# WHAT TO WORK ON
Reproduce the records below in full and word for word, excluding pictures.
— Start —
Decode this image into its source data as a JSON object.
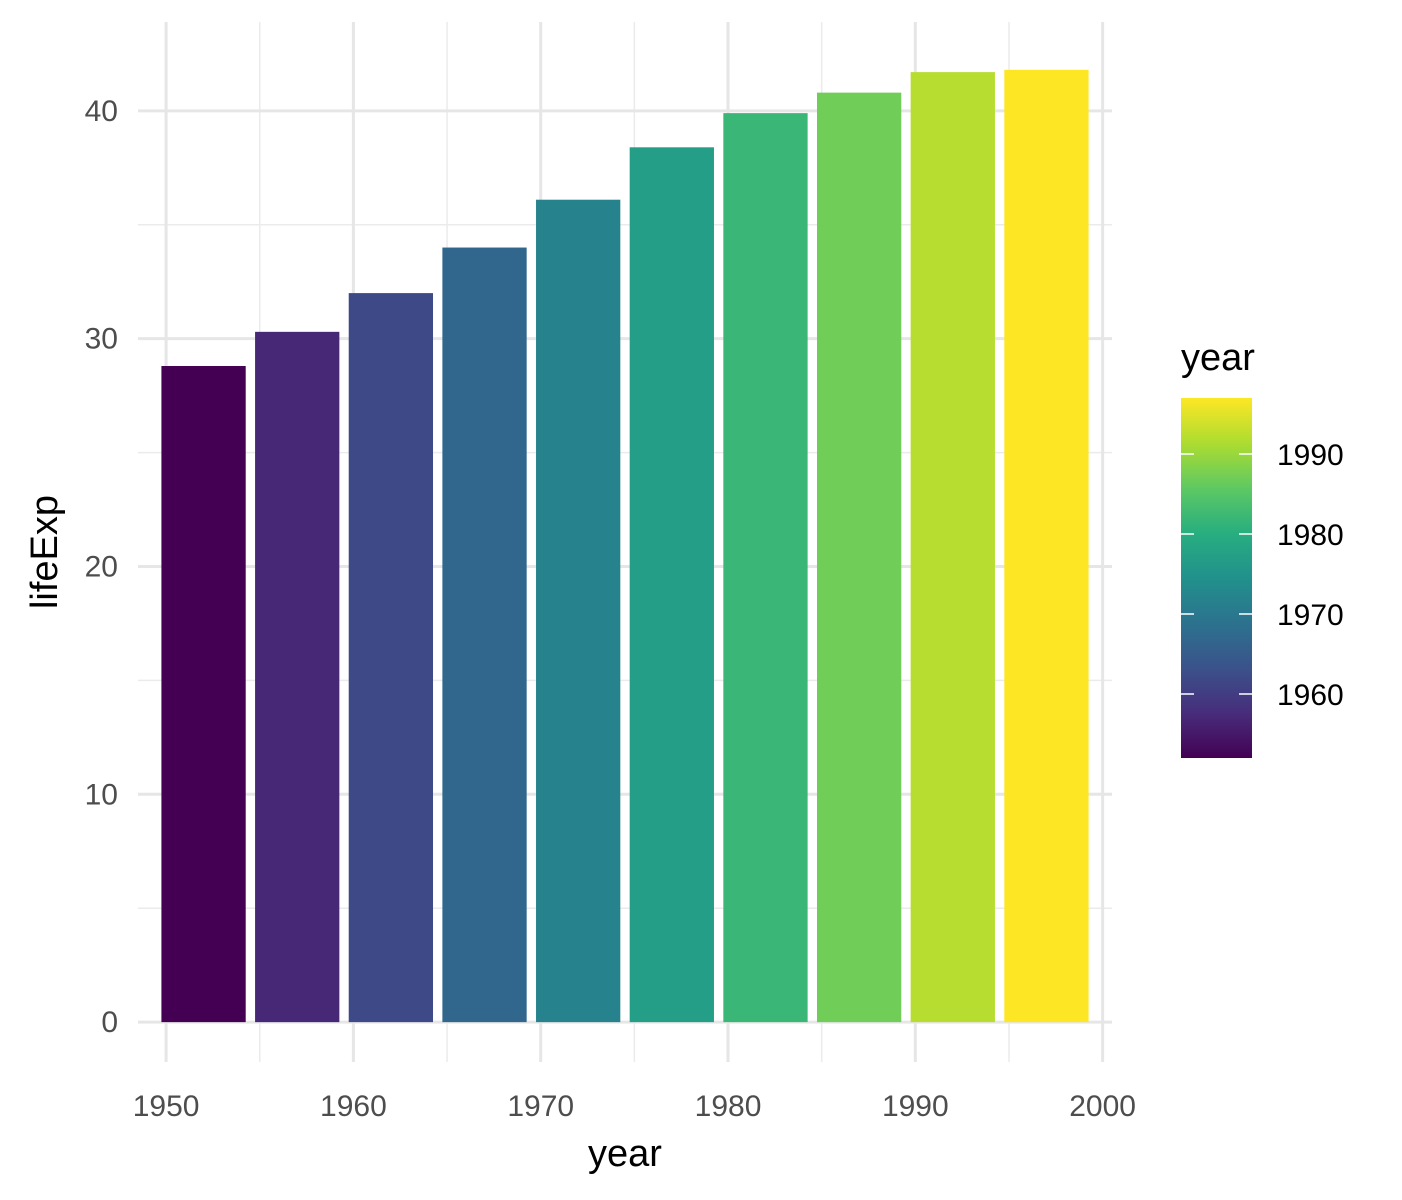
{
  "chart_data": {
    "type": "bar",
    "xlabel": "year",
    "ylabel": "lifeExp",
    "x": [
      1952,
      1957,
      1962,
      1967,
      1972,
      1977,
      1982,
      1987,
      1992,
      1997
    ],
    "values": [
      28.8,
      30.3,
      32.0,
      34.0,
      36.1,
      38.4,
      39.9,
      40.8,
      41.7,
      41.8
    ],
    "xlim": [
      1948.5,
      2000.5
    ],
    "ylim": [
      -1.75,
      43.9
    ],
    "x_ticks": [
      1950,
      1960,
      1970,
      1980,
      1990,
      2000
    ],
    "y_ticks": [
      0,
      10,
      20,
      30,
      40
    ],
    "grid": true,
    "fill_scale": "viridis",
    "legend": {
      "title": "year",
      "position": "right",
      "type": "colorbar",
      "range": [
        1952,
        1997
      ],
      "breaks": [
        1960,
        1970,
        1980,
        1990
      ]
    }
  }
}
— End —
# RESULT OF THIS EXERCISE
Decode this image into its source data as a JSON object.
{
  "chart_data": {
    "type": "bar",
    "xlabel": "year",
    "ylabel": "lifeExp",
    "x": [
      1952,
      1957,
      1962,
      1967,
      1972,
      1977,
      1982,
      1987,
      1992,
      1997
    ],
    "values": [
      28.8,
      30.3,
      32.0,
      34.0,
      36.1,
      38.4,
      39.9,
      40.8,
      41.7,
      41.8
    ],
    "xlim": [
      1948.5,
      2000.5
    ],
    "ylim": [
      -1.75,
      43.9
    ],
    "x_ticks": [
      1950,
      1960,
      1970,
      1980,
      1990,
      2000
    ],
    "y_ticks": [
      0,
      10,
      20,
      30,
      40
    ],
    "grid": true,
    "fill_scale": "viridis",
    "legend": {
      "title": "year",
      "position": "right",
      "type": "colorbar",
      "range": [
        1952,
        1997
      ],
      "breaks": [
        1960,
        1970,
        1980,
        1990
      ]
    }
  }
}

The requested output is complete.